─── RECORD EXTRACTS ───

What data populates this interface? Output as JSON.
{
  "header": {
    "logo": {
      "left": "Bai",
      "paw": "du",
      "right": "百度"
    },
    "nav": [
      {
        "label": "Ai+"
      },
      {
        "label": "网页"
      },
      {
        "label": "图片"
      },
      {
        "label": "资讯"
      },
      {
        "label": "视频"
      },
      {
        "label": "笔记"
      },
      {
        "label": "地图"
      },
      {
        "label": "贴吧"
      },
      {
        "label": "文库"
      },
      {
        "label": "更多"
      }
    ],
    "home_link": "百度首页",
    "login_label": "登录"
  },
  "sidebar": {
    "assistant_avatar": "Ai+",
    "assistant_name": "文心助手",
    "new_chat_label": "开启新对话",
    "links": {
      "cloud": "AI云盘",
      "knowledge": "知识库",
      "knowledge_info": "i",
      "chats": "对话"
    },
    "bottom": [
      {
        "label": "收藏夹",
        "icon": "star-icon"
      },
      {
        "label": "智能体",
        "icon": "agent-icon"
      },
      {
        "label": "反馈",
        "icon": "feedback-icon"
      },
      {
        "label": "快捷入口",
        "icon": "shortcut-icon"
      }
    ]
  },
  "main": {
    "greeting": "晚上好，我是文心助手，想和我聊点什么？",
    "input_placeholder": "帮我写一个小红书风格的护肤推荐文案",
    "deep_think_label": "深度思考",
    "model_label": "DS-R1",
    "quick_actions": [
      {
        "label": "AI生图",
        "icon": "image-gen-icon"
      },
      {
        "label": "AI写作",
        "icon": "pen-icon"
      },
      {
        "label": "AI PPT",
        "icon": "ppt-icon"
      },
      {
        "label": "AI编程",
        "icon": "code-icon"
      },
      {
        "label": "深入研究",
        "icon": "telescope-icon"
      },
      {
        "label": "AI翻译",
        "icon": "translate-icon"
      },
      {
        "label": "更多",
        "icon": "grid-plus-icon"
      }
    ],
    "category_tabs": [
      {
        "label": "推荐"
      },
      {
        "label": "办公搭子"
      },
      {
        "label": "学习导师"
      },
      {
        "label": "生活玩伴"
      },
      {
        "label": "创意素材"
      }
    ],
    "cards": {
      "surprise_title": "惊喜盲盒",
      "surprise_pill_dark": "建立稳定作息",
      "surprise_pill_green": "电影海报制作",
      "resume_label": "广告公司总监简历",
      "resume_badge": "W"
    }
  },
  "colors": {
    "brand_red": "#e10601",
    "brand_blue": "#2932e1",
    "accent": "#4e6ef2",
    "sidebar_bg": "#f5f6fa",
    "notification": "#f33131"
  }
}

───

§ **CHALLENGE**
Retype the records above exactly.

§ **RESPONSE TO THE TASK**
What data populates this interface? Output as JSON.
{
  "header": {
    "logo": {
      "left": "Bai",
      "paw": "du",
      "right": "百度"
    },
    "nav": [
      {
        "label": "Ai+"
      },
      {
        "label": "网页"
      },
      {
        "label": "图片"
      },
      {
        "label": "资讯"
      },
      {
        "label": "视频"
      },
      {
        "label": "笔记"
      },
      {
        "label": "地图"
      },
      {
        "label": "贴吧"
      },
      {
        "label": "文库"
      },
      {
        "label": "更多"
      }
    ],
    "home_link": "百度首页",
    "login_label": "登录"
  },
  "sidebar": {
    "assistant_avatar": "Ai+",
    "assistant_name": "文心助手",
    "new_chat_label": "开启新对话",
    "links": {
      "cloud": "AI云盘",
      "knowledge": "知识库",
      "knowledge_info": "i",
      "chats": "对话"
    },
    "bottom": [
      {
        "label": "收藏夹",
        "icon": "star-icon"
      },
      {
        "label": "智能体",
        "icon": "agent-icon"
      },
      {
        "label": "反馈",
        "icon": "feedback-icon"
      },
      {
        "label": "快捷入口",
        "icon": "shortcut-icon"
      }
    ]
  },
  "main": {
    "greeting": "晚上好，我是文心助手，想和我聊点什么？",
    "input_placeholder": "帮我写一个小红书风格的护肤推荐文案",
    "deep_think_label": "深度思考",
    "model_label": "DS-R1",
    "quick_actions": [
      {
        "label": "AI生图",
        "icon": "image-gen-icon"
      },
      {
        "label": "AI写作",
        "icon": "pen-icon"
      },
      {
        "label": "AI PPT",
        "icon": "ppt-icon"
      },
      {
        "label": "AI编程",
        "icon": "code-icon"
      },
      {
        "label": "深入研究",
        "icon": "telescope-icon"
      },
      {
        "label": "AI翻译",
        "icon": "translate-icon"
      },
      {
        "label": "更多",
        "icon": "grid-plus-icon"
      }
    ],
    "category_tabs": [
      {
        "label": "推荐"
      },
      {
        "label": "办公搭子"
      },
      {
        "label": "学习导师"
      },
      {
        "label": "生活玩伴"
      },
      {
        "label": "创意素材"
      }
    ],
    "cards": {
      "surprise_title": "惊喜盲盒",
      "surprise_pill_dark": "建立稳定作息",
      "surprise_pill_green": "电影海报制作",
      "resume_label": "广告公司总监简历",
      "resume_badge": "W"
    }
  },
  "colors": {
    "brand_red": "#e10601",
    "brand_blue": "#2932e1",
    "accent": "#4e6ef2",
    "sidebar_bg": "#f5f6fa",
    "notification": "#f33131"
  }
}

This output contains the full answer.